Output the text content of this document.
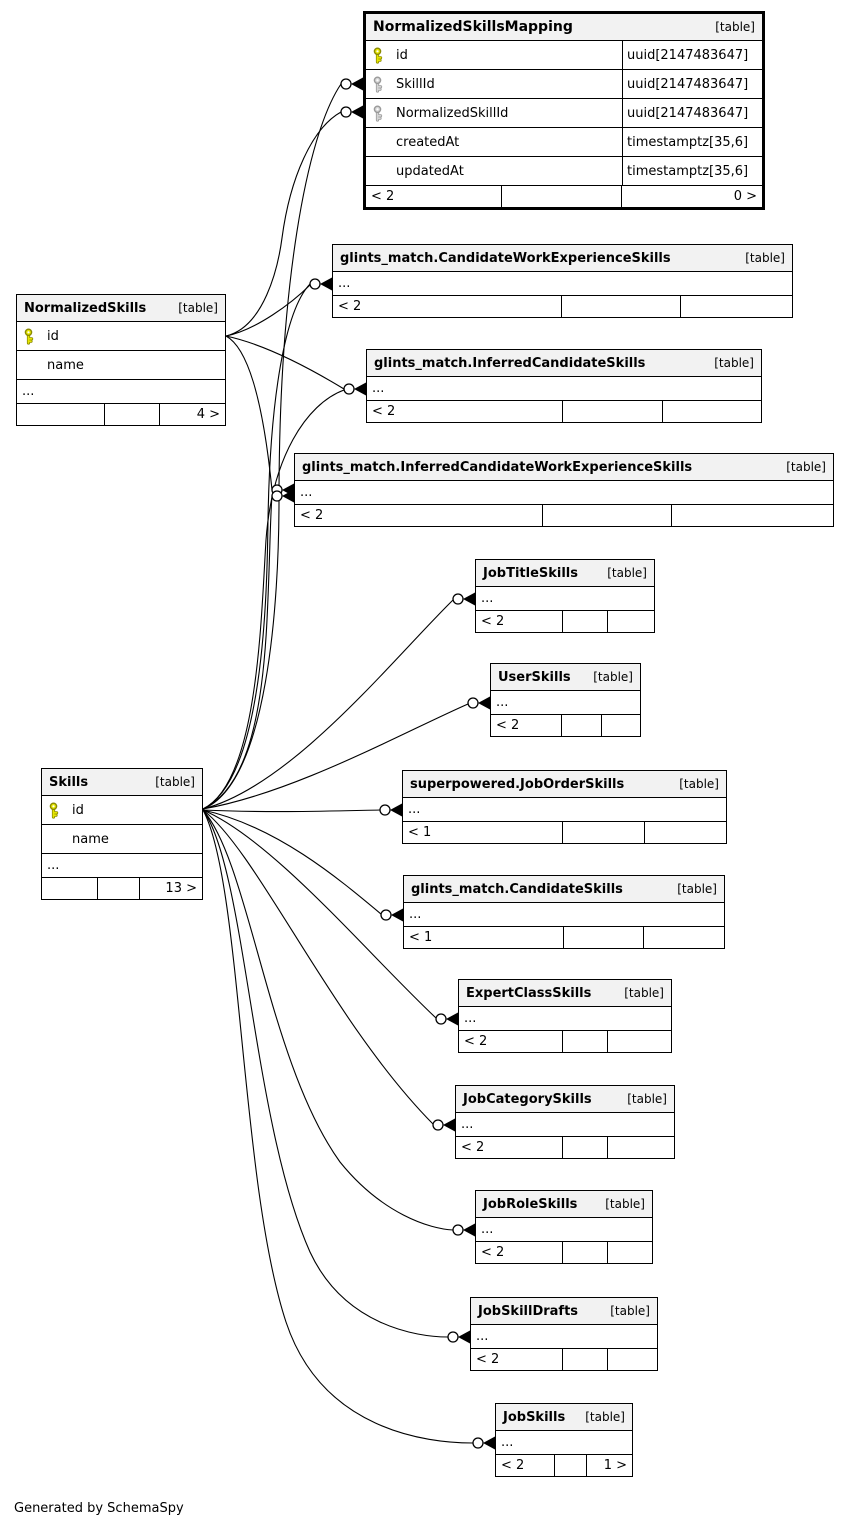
Generated by SchemaSpy
NormalizedSkillsMapping	[table]
id	uuid[2147483647]
SkillId	uuid[2147483647]
NormalizedSkillId	uuid[2147483647]
createdAt	timestamptz[35,6]
updatedAt	timestamptz[35,6]
< 2	0 >
NormalizedSkills	[table]
id
name
...
4 >
Skills	[table]
id
name
...
13 >
glints_match.CandidateWorkExperienceSkills	[table]
...
< 2
glints_match.InferredCandidateSkills	[table]
...
< 2
glints_match.InferredCandidateWorkExperienceSkills	[table]
...
< 2
JobTitleSkills [table]
...
< 2
UserSkills [table]
...
< 2
superpowered.JobOrderSkills	[table]
...
< 1
glints_match.CandidateSkills	[table]
...
< 1
ExpertClassSkills	[table]
...
< 2
JobCategorySkills	[table]
...
< 2
JobRoleSkills [table]
...
< 2
JobSkillDrafts	[table]
...
< 2
JobSkills [table]
...
< 2	1 >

What is being asked:
Report how many lines of the records above contain the word "uuid", and give only that number.

Reply:
3